◆ DATA IN THIS EXERCISE ◆
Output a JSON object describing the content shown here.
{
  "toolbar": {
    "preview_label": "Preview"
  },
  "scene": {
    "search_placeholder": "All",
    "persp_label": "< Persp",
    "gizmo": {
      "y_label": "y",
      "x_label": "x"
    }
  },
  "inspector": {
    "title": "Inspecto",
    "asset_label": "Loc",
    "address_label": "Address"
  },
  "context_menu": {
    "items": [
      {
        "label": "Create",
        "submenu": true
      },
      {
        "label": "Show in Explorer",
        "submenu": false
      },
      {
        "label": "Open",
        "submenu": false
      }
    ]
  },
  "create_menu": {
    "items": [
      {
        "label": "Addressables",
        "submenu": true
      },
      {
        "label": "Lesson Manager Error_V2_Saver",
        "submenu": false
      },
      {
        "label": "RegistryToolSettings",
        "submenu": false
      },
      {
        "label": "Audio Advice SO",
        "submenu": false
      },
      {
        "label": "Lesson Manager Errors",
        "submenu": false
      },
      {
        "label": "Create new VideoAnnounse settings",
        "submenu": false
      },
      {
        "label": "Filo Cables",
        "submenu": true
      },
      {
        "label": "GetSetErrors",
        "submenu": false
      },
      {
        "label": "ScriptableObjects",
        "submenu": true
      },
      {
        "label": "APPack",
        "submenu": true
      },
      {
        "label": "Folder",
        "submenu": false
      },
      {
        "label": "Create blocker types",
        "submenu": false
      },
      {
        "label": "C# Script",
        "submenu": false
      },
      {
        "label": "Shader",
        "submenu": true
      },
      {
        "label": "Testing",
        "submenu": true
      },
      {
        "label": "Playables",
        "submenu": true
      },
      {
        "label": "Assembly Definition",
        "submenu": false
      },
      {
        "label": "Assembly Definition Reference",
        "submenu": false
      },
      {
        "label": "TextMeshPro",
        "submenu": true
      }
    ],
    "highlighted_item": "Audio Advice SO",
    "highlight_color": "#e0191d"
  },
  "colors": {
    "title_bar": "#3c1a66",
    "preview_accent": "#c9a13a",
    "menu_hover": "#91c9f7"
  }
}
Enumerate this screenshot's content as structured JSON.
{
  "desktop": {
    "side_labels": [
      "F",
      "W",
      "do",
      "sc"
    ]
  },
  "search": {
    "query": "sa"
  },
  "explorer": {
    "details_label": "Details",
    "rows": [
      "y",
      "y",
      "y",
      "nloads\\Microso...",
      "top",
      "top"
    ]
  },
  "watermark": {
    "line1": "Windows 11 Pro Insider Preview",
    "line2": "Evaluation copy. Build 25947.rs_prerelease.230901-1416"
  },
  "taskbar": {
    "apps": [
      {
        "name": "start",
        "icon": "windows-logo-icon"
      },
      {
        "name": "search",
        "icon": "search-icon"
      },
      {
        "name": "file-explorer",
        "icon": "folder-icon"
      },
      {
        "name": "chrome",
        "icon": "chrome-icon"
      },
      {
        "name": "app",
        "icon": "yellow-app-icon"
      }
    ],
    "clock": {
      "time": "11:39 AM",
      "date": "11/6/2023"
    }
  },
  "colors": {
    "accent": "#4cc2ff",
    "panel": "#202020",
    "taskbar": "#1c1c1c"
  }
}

◆ JOB ◆
Copy each line above that contains the string "Manager".

◆ THE OUTPUT ◆
        "label": "Lesson Manager Error_V2_Saver",
        "label": "Lesson Manager Errors",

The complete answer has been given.